Nothing but an exact reprint of the records is to be returned.
(Beginning of RECORDS SUPPLIED)
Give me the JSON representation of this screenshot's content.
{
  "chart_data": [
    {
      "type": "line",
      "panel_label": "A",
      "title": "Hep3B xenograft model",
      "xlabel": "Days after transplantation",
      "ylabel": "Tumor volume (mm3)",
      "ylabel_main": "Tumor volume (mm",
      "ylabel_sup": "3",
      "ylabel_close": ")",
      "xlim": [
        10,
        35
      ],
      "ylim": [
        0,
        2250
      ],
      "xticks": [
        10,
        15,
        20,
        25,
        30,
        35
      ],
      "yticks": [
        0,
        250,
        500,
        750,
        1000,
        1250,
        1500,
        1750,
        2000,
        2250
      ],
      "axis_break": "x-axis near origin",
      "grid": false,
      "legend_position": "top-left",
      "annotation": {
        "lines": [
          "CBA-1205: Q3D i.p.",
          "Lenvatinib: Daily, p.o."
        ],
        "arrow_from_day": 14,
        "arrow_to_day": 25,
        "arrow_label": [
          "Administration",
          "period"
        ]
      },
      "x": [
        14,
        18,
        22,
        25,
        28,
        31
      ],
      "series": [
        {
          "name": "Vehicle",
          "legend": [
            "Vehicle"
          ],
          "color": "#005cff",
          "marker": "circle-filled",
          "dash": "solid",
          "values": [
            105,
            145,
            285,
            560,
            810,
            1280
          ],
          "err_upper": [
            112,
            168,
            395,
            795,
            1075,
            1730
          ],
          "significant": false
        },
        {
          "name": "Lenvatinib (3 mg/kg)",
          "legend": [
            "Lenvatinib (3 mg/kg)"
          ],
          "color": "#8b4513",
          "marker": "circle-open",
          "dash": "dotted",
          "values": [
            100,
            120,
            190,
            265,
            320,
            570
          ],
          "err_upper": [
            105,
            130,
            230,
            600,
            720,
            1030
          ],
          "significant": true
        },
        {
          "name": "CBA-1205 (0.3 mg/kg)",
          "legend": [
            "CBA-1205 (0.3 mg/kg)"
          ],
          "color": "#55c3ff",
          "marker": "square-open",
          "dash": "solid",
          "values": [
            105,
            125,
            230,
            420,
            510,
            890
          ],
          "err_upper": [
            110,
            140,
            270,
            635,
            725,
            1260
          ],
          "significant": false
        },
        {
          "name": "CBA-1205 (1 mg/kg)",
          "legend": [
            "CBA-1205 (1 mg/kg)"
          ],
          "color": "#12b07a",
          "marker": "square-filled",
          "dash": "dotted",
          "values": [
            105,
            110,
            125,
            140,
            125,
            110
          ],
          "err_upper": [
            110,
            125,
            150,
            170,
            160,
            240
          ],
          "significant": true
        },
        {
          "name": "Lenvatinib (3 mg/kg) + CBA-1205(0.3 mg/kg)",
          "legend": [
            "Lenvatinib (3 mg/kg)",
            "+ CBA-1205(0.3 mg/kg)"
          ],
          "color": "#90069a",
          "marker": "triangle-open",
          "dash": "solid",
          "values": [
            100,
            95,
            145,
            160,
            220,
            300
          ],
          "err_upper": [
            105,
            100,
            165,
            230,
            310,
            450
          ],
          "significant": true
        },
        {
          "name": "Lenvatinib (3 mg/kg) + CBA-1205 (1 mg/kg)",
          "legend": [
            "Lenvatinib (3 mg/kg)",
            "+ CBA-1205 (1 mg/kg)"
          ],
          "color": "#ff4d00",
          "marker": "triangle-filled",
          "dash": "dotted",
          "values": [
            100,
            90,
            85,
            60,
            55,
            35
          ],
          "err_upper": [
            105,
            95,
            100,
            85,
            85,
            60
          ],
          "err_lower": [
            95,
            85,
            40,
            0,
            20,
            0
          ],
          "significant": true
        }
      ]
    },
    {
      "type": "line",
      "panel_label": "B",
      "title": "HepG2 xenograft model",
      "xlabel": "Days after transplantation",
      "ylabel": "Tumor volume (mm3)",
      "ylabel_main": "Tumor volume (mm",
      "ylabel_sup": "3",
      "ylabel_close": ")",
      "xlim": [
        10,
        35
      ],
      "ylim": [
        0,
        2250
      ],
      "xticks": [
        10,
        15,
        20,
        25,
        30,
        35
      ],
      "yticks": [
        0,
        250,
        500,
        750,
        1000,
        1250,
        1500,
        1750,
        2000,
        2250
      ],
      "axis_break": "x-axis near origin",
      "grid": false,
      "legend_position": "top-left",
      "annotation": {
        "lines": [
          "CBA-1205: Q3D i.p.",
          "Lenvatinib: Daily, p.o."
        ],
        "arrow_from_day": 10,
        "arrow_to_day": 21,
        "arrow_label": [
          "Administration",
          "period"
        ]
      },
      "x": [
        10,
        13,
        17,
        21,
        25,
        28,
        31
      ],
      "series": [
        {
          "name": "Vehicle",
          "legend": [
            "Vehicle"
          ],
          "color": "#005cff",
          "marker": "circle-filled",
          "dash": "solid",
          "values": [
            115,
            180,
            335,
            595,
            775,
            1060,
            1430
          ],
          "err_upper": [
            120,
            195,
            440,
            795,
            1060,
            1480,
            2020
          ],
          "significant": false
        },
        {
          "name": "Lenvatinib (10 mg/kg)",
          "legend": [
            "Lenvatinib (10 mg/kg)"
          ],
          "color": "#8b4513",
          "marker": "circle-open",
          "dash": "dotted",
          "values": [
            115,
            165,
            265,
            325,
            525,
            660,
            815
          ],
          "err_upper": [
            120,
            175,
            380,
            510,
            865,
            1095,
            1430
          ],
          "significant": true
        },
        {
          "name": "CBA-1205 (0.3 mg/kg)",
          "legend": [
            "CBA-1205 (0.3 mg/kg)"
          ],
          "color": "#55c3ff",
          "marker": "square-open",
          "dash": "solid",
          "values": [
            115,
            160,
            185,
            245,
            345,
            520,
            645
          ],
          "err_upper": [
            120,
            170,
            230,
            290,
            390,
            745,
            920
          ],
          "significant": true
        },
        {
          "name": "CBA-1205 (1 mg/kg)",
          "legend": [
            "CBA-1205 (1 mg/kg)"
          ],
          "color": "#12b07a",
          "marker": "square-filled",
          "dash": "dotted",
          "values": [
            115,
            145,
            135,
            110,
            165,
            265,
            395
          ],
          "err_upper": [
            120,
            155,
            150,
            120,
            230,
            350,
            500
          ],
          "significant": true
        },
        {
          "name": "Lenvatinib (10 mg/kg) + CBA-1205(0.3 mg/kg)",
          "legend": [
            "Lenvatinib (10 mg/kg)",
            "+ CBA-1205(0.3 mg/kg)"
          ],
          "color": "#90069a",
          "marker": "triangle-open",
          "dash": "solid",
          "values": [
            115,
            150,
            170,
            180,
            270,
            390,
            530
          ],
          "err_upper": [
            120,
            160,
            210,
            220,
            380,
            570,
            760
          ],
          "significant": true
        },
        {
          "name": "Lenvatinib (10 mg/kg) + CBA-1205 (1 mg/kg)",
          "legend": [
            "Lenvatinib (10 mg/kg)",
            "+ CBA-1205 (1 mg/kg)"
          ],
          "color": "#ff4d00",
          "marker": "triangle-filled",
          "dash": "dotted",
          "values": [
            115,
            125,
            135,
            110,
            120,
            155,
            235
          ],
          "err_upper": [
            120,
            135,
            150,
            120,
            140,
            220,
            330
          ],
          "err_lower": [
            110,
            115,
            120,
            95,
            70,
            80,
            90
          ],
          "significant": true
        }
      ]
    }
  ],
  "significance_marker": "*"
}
(End of RECORDS SUPPLIED)
* RESPONSE TO THIS TASK:
Give me the JSON representation of this screenshot's content.
{
  "chart_data": [
    {
      "type": "line",
      "panel_label": "A",
      "title": "Hep3B xenograft model",
      "xlabel": "Days after transplantation",
      "ylabel": "Tumor volume (mm3)",
      "ylabel_main": "Tumor volume (mm",
      "ylabel_sup": "3",
      "ylabel_close": ")",
      "xlim": [
        10,
        35
      ],
      "ylim": [
        0,
        2250
      ],
      "xticks": [
        10,
        15,
        20,
        25,
        30,
        35
      ],
      "yticks": [
        0,
        250,
        500,
        750,
        1000,
        1250,
        1500,
        1750,
        2000,
        2250
      ],
      "axis_break": "x-axis near origin",
      "grid": false,
      "legend_position": "top-left",
      "annotation": {
        "lines": [
          "CBA-1205: Q3D i.p.",
          "Lenvatinib: Daily, p.o."
        ],
        "arrow_from_day": 14,
        "arrow_to_day": 25,
        "arrow_label": [
          "Administration",
          "period"
        ]
      },
      "x": [
        14,
        18,
        22,
        25,
        28,
        31
      ],
      "series": [
        {
          "name": "Vehicle",
          "legend": [
            "Vehicle"
          ],
          "color": "#005cff",
          "marker": "circle-filled",
          "dash": "solid",
          "values": [
            105,
            145,
            285,
            560,
            810,
            1280
          ],
          "err_upper": [
            112,
            168,
            395,
            795,
            1075,
            1730
          ],
          "significant": false
        },
        {
          "name": "Lenvatinib (3 mg/kg)",
          "legend": [
            "Lenvatinib (3 mg/kg)"
          ],
          "color": "#8b4513",
          "marker": "circle-open",
          "dash": "dotted",
          "values": [
            100,
            120,
            190,
            265,
            320,
            570
          ],
          "err_upper": [
            105,
            130,
            230,
            600,
            720,
            1030
          ],
          "significant": true
        },
        {
          "name": "CBA-1205 (0.3 mg/kg)",
          "legend": [
            "CBA-1205 (0.3 mg/kg)"
          ],
          "color": "#55c3ff",
          "marker": "square-open",
          "dash": "solid",
          "values": [
            105,
            125,
            230,
            420,
            510,
            890
          ],
          "err_upper": [
            110,
            140,
            270,
            635,
            725,
            1260
          ],
          "significant": false
        },
        {
          "name": "CBA-1205 (1 mg/kg)",
          "legend": [
            "CBA-1205 (1 mg/kg)"
          ],
          "color": "#12b07a",
          "marker": "square-filled",
          "dash": "dotted",
          "values": [
            105,
            110,
            125,
            140,
            125,
            110
          ],
          "err_upper": [
            110,
            125,
            150,
            170,
            160,
            240
          ],
          "significant": true
        },
        {
          "name": "Lenvatinib (3 mg/kg) + CBA-1205(0.3 mg/kg)",
          "legend": [
            "Lenvatinib (3 mg/kg)",
            "+ CBA-1205(0.3 mg/kg)"
          ],
          "color": "#90069a",
          "marker": "triangle-open",
          "dash": "solid",
          "values": [
            100,
            95,
            145,
            160,
            220,
            300
          ],
          "err_upper": [
            105,
            100,
            165,
            230,
            310,
            450
          ],
          "significant": true
        },
        {
          "name": "Lenvatinib (3 mg/kg) + CBA-1205 (1 mg/kg)",
          "legend": [
            "Lenvatinib (3 mg/kg)",
            "+ CBA-1205 (1 mg/kg)"
          ],
          "color": "#ff4d00",
          "marker": "triangle-filled",
          "dash": "dotted",
          "values": [
            100,
            90,
            85,
            60,
            55,
            35
          ],
          "err_upper": [
            105,
            95,
            100,
            85,
            85,
            60
          ],
          "err_lower": [
            95,
            85,
            40,
            0,
            20,
            0
          ],
          "significant": true
        }
      ]
    },
    {
      "type": "line",
      "panel_label": "B",
      "title": "HepG2 xenograft model",
      "xlabel": "Days after transplantation",
      "ylabel": "Tumor volume (mm3)",
      "ylabel_main": "Tumor volume (mm",
      "ylabel_sup": "3",
      "ylabel_close": ")",
      "xlim": [
        10,
        35
      ],
      "ylim": [
        0,
        2250
      ],
      "xticks": [
        10,
        15,
        20,
        25,
        30,
        35
      ],
      "yticks": [
        0,
        250,
        500,
        750,
        1000,
        1250,
        1500,
        1750,
        2000,
        2250
      ],
      "axis_break": "x-axis near origin",
      "grid": false,
      "legend_position": "top-left",
      "annotation": {
        "lines": [
          "CBA-1205: Q3D i.p.",
          "Lenvatinib: Daily, p.o."
        ],
        "arrow_from_day": 10,
        "arrow_to_day": 21,
        "arrow_label": [
          "Administration",
          "period"
        ]
      },
      "x": [
        10,
        13,
        17,
        21,
        25,
        28,
        31
      ],
      "series": [
        {
          "name": "Vehicle",
          "legend": [
            "Vehicle"
          ],
          "color": "#005cff",
          "marker": "circle-filled",
          "dash": "solid",
          "values": [
            115,
            180,
            335,
            595,
            775,
            1060,
            1430
          ],
          "err_upper": [
            120,
            195,
            440,
            795,
            1060,
            1480,
            2020
          ],
          "significant": false
        },
        {
          "name": "Lenvatinib (10 mg/kg)",
          "legend": [
            "Lenvatinib (10 mg/kg)"
          ],
          "color": "#8b4513",
          "marker": "circle-open",
          "dash": "dotted",
          "values": [
            115,
            165,
            265,
            325,
            525,
            660,
            815
          ],
          "err_upper": [
            120,
            175,
            380,
            510,
            865,
            1095,
            1430
          ],
          "significant": true
        },
        {
          "name": "CBA-1205 (0.3 mg/kg)",
          "legend": [
            "CBA-1205 (0.3 mg/kg)"
          ],
          "color": "#55c3ff",
          "marker": "square-open",
          "dash": "solid",
          "values": [
            115,
            160,
            185,
            245,
            345,
            520,
            645
          ],
          "err_upper": [
            120,
            170,
            230,
            290,
            390,
            745,
            920
          ],
          "significant": true
        },
        {
          "name": "CBA-1205 (1 mg/kg)",
          "legend": [
            "CBA-1205 (1 mg/kg)"
          ],
          "color": "#12b07a",
          "marker": "square-filled",
          "dash": "dotted",
          "values": [
            115,
            145,
            135,
            110,
            165,
            265,
            395
          ],
          "err_upper": [
            120,
            155,
            150,
            120,
            230,
            350,
            500
          ],
          "significant": true
        },
        {
          "name": "Lenvatinib (10 mg/kg) + CBA-1205(0.3 mg/kg)",
          "legend": [
            "Lenvatinib (10 mg/kg)",
            "+ CBA-1205(0.3 mg/kg)"
          ],
          "color": "#90069a",
          "marker": "triangle-open",
          "dash": "solid",
          "values": [
            115,
            150,
            170,
            180,
            270,
            390,
            530
          ],
          "err_upper": [
            120,
            160,
            210,
            220,
            380,
            570,
            760
          ],
          "significant": true
        },
        {
          "name": "Lenvatinib (10 mg/kg) + CBA-1205 (1 mg/kg)",
          "legend": [
            "Lenvatinib (10 mg/kg)",
            "+ CBA-1205 (1 mg/kg)"
          ],
          "color": "#ff4d00",
          "marker": "triangle-filled",
          "dash": "dotted",
          "values": [
            115,
            125,
            135,
            110,
            120,
            155,
            235
          ],
          "err_upper": [
            120,
            135,
            150,
            120,
            140,
            220,
            330
          ],
          "err_lower": [
            110,
            115,
            120,
            95,
            70,
            80,
            90
          ],
          "significant": true
        }
      ]
    }
  ],
  "significance_marker": "*"
}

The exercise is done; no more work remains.